* [Texte source]:
__________________________________________________

Bateaux et navigation maritime chez Jules Verne
Je (ta loi du cine, "squatter" chez dasola) poursuis mon "survol" de la vaste oeuvre de Jules Verne, sous l'angle "livres ou nouvelles où il est question de bateaux naviguant en mer". Cette fois-ci, après mes deux premiers billets des 18 et 29 juillet 2024, je suis sorti de ma "zone de confort" puisque ce troisième billet (qui ne sera pas le dernier comme je le présumais) aborde des romans que je n'avais, pour certain, lus (?) qu'une seule fois, il y a des décennies, ou bien des oeuvres qui n'étaient tout simplement pas accessibles dans ma jeunesse. Je rappelle que je présente dans cette série des "textes intégraux" et non des versions adaptées ou abrégées pour la jeunesse.
Je commence par présenter trois "10/18" que je possède depuis l'époque où j'acquérais mes derniers Jules Verne en "Livre de Poche". C'est Francis Lacassin qui avait lancé cette édition (à couvertures bleues là où Jack London avait des couvertures oranges), et qui les préface ou postface. L'une des raisons qui a fait que je n'ai pas été au bout de cette collection-là est sans doute l'absence des gravures présentes dans "Le Livre de Poche", peut-être le moindre intérêt des histoires par rapport aux romans "les plus connus", et sans doute enfin l'impression de "m'être fait avoir" avec des doublons.
Le titre L'île à hélice est signifiant: Standard Island, à la surface de laquelle est construite Milliard City, est en soi une structure artificielle naviguante, propulsée par deux hélices, l'une à bâbord et l'autre à tribord. Ses "passagers", qui louent à la société commerciale propriétaire (au capital de 500 millions de dollars) le droit de résider sur ce "paradis flottant" pour milliardaires (américains), sont dix mille (petit personnel compris), inégalement répartis sur ses quelque 27 kilomètres carrés (un ovale de 7 km de long et 5 km de large...). L'île possède aussi deux ports, d'où partent et où accostent les navires de service qui amènent ce qui est nécessaire ou remportent, par exemple, les décédés. Quand l'histoire commence (elle n'est pas précisément datée), l'île navigue depuis deux ans dans le Pacifique, pour que ses milliardaires bénéficient en toute saison d'un climat agréable.

__________________________________________________

* [Données extraites]:
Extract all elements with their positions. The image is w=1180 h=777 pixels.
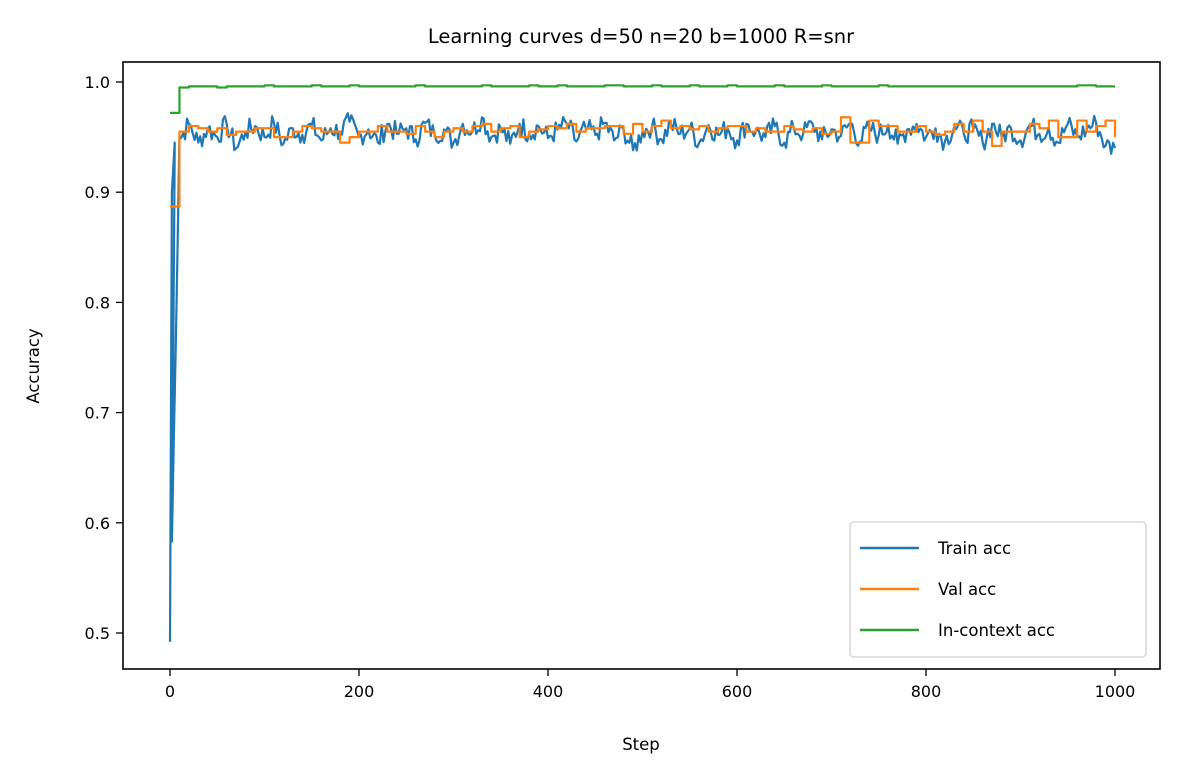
x-tick-label: 400 xyxy=(533,682,564,701)
legend-label: In-context acc xyxy=(938,621,1055,640)
legend: Train acc Val acc In-context acc xyxy=(849,521,1147,658)
x-tick-label: 0 xyxy=(165,682,175,701)
axes-frame xyxy=(122,61,1161,670)
y-tick-label: 0.5 xyxy=(85,624,110,643)
legend-label: Train acc xyxy=(937,539,1011,558)
in-context-accline xyxy=(170,84,1115,114)
x-tick-label: 200 xyxy=(344,682,375,701)
y-axis-ticks: 0.5 0.6 0.7 0.8 0.9 1.0 xyxy=(85,73,123,643)
y-tick-label: 0.8 xyxy=(85,293,110,312)
y-tick-label: 0.7 xyxy=(85,404,110,423)
plot-area xyxy=(168,84,1117,642)
x-tick-label: 1000 xyxy=(1095,682,1136,701)
x-axis-label: Step xyxy=(622,735,660,754)
x-axis-ticks: 0 200 400 600 800 1000 xyxy=(165,669,1135,701)
y-tick-label: 1.0 xyxy=(85,73,110,92)
chart-title: Learning curves d=50 n=20 b=1000 R=snr xyxy=(428,25,855,48)
legend-box xyxy=(849,521,1147,658)
val-accline xyxy=(170,116,1117,208)
x-tick-label: 800 xyxy=(911,682,942,701)
x-tick-label: 600 xyxy=(722,682,753,701)
y-axis-label: Accuracy xyxy=(24,328,43,404)
legend-label: Val acc xyxy=(938,580,996,599)
y-tick-label: 0.6 xyxy=(85,514,110,533)
y-tick-label: 0.9 xyxy=(85,183,110,202)
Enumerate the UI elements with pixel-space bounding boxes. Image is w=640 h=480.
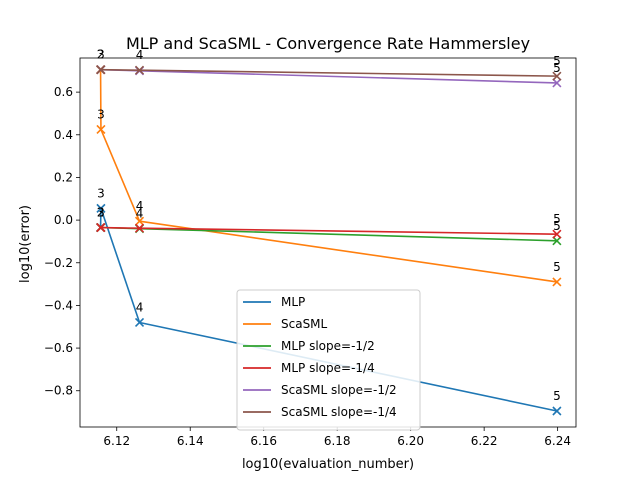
data-point-marker — [552, 277, 562, 287]
point-annotation: 2 — [97, 206, 105, 220]
data-point-marker — [96, 203, 106, 213]
point-annotation: 5 — [553, 61, 561, 75]
point-annotation: 3 — [97, 186, 105, 200]
x-tick-label: 6.18 — [324, 434, 351, 448]
x-tick-label: 6.12 — [103, 434, 130, 448]
y-axis-label: log10(error) — [18, 205, 33, 283]
legend-label: MLP slope=-1/4 — [281, 361, 375, 375]
y-tick-label: −0.8 — [44, 384, 73, 398]
point-annotation: 3 — [97, 48, 105, 62]
y-tick-label: −0.2 — [44, 256, 73, 270]
data-point-marker — [552, 71, 562, 81]
x-tick-label: 6.22 — [471, 434, 498, 448]
chart-title: MLP and ScaSML - Convergence Rate Hammer… — [126, 34, 530, 53]
x-tick-label: 6.24 — [544, 434, 571, 448]
point-annotation: 5 — [553, 219, 561, 233]
data-point-marker — [552, 236, 562, 246]
data-point-marker — [96, 223, 106, 233]
x-axis-label: log10(evaluation_number) — [242, 457, 414, 472]
point-annotation: 4 — [136, 48, 144, 62]
point-annotation: 5 — [553, 212, 561, 226]
legend-label: MLP slope=-1/2 — [281, 339, 375, 353]
data-point-marker — [96, 124, 106, 135]
data-point-marker — [134, 65, 145, 75]
point-annotation: 4 — [136, 300, 144, 314]
legend-label: ScaSML slope=-1/4 — [281, 405, 397, 419]
y-tick-label: 0.6 — [54, 85, 73, 99]
point-annotation: 5 — [553, 389, 561, 403]
x-tick-label: 6.14 — [177, 434, 204, 448]
data-point-marker — [552, 229, 562, 239]
y-tick-label: −0.4 — [44, 298, 73, 312]
legend-label: ScaSML — [281, 317, 328, 331]
series-line — [99, 69, 558, 283]
series-3 — [96, 223, 562, 239]
x-tick-label: 6.20 — [397, 434, 424, 448]
point-annotation: 4 — [136, 199, 144, 213]
chart-legend: MLP ScaSML MLP slope=-1/2 MLP slope=-1/4 Sca… — [236, 289, 421, 431]
y-tick-label: 0.0 — [54, 213, 73, 227]
data-point-marker — [552, 78, 562, 88]
series-5 — [96, 65, 562, 81]
legend-box — [236, 289, 421, 431]
point-annotation: 5 — [553, 54, 561, 68]
y-tick-label: −0.6 — [44, 341, 73, 355]
legend-label: ScaSML slope=-1/2 — [281, 383, 397, 397]
point-annotation: 5 — [553, 260, 561, 274]
point-annotation: 3 — [97, 206, 105, 220]
data-point-marker — [96, 65, 106, 75]
data-point-marker — [134, 223, 145, 233]
point-annotation: 2 — [97, 48, 105, 62]
x-tick-label: 6.16 — [250, 434, 277, 448]
data-point-marker — [134, 216, 145, 226]
point-annotation: 3 — [97, 107, 105, 121]
legend-label: MLP — [281, 295, 305, 309]
data-point-marker — [134, 317, 145, 328]
point-annotation: 4 — [136, 207, 144, 221]
y-tick-label: 0.2 — [54, 170, 73, 184]
data-point-marker — [552, 406, 562, 416]
plot-area: 6.12 6.14 6.16 6.18 6.20 6.22 6.24 −0.8 −0.6 −0.4… — [44, 48, 577, 448]
y-tick-label: 0.4 — [54, 128, 73, 142]
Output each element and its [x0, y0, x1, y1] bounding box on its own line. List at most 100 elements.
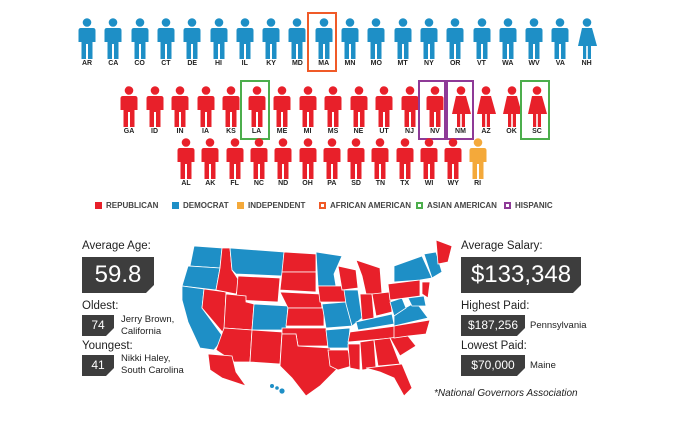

__________________________________________________

* [Travail demandé]:
a. Rebaptisez « couvertures » en « jaquettes » dans le texte sur Jules Verne, puis reproduisez tout le passage allant de « Je commence par » jusqu'à « avec des doublons. ».
b. Transcrivez à l'identique, dans les enregistrements, toutes les lignes depuis celle qui contient « data-point-marker — [552, 277, 562, 287] » jusqu'à celle qui contient « legend-label: MLP slope=-1/4 », ces deux lignes comprises.
Le texte et les enregistrements proviennent de sources sans lien entre elles.

* [Résultats par tâche]:
a.
Je commence par présenter trois "10/18" que je possède depuis l'époque où j'acquérais mes derniers Jules Verne en "Livre de Poche". C'est Francis Lacassin qui avait lancé cette édition (à jaquettes bleues là où Jack London avait des jaquettes oranges), et qui les préface ou postface. L'une des raisons qui a fait que je n'ai pas été au bout de cette collection-là est sans doute l'absence des gravures présentes dans "Le Livre de Poche", peut-être le moindre intérêt des histoires par rapport aux romans "les plus connus", et sans doute enfin l'impression de "m'être fait avoir" avec des doublons.

b.
data-point-marker — [552, 277, 562, 287]
point-annotation: 2 — [97, 206, 105, 220]
data-point-marker — [96, 203, 106, 213]
point-annotation: 5 — [553, 61, 561, 75]
point-annotation: 3 — [97, 186, 105, 200]
x-tick-label: 6.18 — [324, 434, 351, 448]
x-tick-label: 6.12 — [103, 434, 130, 448]
y-axis-label: log10(error) — [18, 205, 33, 283]
legend-label: MLP slope=-1/4 — [281, 361, 375, 375]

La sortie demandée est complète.